## Input records
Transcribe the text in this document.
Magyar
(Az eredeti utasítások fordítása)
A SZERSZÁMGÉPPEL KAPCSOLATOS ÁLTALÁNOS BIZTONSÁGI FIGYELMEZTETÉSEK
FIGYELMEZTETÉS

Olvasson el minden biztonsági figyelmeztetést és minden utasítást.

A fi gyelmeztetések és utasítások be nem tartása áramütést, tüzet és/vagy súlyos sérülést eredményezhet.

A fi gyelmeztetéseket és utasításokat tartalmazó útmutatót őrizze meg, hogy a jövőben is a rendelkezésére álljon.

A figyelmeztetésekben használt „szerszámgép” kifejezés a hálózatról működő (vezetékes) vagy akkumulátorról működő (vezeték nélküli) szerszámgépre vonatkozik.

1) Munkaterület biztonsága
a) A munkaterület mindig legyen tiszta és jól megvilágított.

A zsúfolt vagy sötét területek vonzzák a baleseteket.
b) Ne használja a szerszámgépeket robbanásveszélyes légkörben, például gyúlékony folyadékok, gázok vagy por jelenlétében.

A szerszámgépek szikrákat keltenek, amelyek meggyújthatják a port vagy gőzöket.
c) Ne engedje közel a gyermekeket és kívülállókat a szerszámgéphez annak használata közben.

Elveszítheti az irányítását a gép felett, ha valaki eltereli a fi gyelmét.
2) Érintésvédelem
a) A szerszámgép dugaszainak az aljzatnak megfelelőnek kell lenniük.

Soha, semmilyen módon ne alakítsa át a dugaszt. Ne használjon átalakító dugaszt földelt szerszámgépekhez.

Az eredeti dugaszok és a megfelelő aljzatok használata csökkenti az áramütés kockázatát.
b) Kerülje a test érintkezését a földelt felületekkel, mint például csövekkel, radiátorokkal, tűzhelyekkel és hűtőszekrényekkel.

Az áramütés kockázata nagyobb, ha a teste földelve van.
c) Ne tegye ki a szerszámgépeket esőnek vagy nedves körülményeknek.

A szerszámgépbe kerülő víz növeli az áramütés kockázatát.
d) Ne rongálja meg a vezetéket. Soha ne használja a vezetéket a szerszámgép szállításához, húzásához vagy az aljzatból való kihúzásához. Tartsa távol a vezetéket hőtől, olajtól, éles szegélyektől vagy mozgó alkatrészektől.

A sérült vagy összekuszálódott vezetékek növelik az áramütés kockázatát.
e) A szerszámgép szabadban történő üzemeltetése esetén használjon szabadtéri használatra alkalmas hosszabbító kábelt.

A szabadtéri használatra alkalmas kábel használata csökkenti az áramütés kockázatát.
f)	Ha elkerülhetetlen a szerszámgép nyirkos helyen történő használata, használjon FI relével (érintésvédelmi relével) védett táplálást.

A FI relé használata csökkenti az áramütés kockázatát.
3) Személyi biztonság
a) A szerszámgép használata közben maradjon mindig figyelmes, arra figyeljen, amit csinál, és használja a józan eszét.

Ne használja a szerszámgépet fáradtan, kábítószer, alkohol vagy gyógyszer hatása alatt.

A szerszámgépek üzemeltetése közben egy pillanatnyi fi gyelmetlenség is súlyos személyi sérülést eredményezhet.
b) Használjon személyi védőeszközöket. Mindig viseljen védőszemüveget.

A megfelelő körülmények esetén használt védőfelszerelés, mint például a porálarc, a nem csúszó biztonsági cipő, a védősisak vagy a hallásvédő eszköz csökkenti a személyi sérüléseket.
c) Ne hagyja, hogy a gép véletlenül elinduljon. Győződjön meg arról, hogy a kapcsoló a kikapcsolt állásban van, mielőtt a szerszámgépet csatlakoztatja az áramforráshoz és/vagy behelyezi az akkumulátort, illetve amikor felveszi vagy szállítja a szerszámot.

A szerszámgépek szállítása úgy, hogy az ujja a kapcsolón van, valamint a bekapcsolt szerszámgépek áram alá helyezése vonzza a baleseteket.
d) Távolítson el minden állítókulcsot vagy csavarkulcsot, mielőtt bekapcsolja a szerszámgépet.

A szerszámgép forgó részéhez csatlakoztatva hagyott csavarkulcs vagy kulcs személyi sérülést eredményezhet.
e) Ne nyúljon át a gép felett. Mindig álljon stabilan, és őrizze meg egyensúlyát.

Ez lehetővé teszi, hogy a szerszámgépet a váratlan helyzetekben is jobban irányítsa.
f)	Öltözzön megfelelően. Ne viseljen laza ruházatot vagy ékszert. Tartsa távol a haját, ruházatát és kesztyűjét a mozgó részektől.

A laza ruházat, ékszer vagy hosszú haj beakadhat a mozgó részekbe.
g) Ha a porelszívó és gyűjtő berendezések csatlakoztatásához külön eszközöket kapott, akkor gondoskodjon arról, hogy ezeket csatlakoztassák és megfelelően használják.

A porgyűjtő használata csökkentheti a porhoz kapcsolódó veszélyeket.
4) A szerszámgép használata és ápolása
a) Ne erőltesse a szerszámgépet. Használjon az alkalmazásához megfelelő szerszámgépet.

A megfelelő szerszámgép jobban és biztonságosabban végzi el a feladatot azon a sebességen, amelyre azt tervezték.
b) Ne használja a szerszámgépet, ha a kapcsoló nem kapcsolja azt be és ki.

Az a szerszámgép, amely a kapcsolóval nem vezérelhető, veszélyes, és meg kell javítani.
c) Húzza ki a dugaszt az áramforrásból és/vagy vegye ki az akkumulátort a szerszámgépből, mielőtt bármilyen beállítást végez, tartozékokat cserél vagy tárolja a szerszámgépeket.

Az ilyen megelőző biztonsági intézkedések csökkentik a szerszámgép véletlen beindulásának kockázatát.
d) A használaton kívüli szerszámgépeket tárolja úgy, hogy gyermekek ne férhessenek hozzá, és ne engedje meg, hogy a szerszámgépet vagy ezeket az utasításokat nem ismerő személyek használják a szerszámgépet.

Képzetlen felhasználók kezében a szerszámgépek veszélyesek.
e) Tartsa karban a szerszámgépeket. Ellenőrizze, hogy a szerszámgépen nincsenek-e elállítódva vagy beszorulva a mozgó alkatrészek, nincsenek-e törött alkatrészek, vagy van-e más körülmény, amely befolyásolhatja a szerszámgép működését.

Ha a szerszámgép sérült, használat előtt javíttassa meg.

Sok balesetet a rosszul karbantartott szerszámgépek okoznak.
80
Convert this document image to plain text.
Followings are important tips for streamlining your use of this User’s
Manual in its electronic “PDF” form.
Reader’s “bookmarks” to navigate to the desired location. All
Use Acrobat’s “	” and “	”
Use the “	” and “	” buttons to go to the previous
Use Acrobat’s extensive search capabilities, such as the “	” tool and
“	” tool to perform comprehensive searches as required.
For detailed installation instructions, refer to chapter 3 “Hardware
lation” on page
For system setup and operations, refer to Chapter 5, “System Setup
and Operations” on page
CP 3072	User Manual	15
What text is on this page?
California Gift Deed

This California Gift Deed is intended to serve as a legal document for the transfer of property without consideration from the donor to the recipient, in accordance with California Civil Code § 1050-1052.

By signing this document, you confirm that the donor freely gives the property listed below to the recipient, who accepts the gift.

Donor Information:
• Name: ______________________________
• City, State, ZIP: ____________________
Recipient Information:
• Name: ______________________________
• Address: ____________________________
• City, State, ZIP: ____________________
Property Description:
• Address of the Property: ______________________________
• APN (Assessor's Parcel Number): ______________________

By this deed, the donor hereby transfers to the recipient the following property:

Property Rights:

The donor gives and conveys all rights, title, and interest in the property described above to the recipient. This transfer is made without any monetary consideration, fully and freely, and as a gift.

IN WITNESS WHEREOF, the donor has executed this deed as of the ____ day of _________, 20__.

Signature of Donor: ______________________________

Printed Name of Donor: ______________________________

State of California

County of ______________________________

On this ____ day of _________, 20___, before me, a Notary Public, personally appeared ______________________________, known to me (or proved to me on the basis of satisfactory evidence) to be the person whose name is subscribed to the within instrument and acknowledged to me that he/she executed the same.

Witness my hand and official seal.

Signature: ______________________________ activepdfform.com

## What to produce
From the line with "What text is on this page?" to the last line of the material, give every line again exactly, and only those lines.

## Output of the task
What text is on this page?
California Gift Deed

This California Gift Deed is intended to serve as a legal document for the transfer of property without consideration from the donor to the recipient, in accordance with California Civil Code § 1050-1052.

By signing this document, you confirm that the donor freely gives the property listed below to the recipient, who accepts the gift.

Donor Information:
• Name: ______________________________
• City, State, ZIP: ____________________
Recipient Information:
• Name: ______________________________
• Address: ____________________________
• City, State, ZIP: ____________________
Property Description:
• Address of the Property: ______________________________
• APN (Assessor's Parcel Number): ______________________

By this deed, the donor hereby transfers to the recipient the following property:

Property Rights:

The donor gives and conveys all rights, title, and interest in the property described above to the recipient. This transfer is made without any monetary consideration, fully and freely, and as a gift.

IN WITNESS WHEREOF, the donor has executed this deed as of the ____ day of _________, 20__.

Signature of Donor: ______________________________

Printed Name of Donor: ______________________________

State of California

County of ______________________________

On this ____ day of _________, 20___, before me, a Notary Public, personally appeared ______________________________, known to me (or proved to me on the basis of satisfactory evidence) to be the person whose name is subscribed to the within instrument and acknowledged to me that he/she executed the same.

Witness my hand and official seal.

Signature: ______________________________ activepdfform.com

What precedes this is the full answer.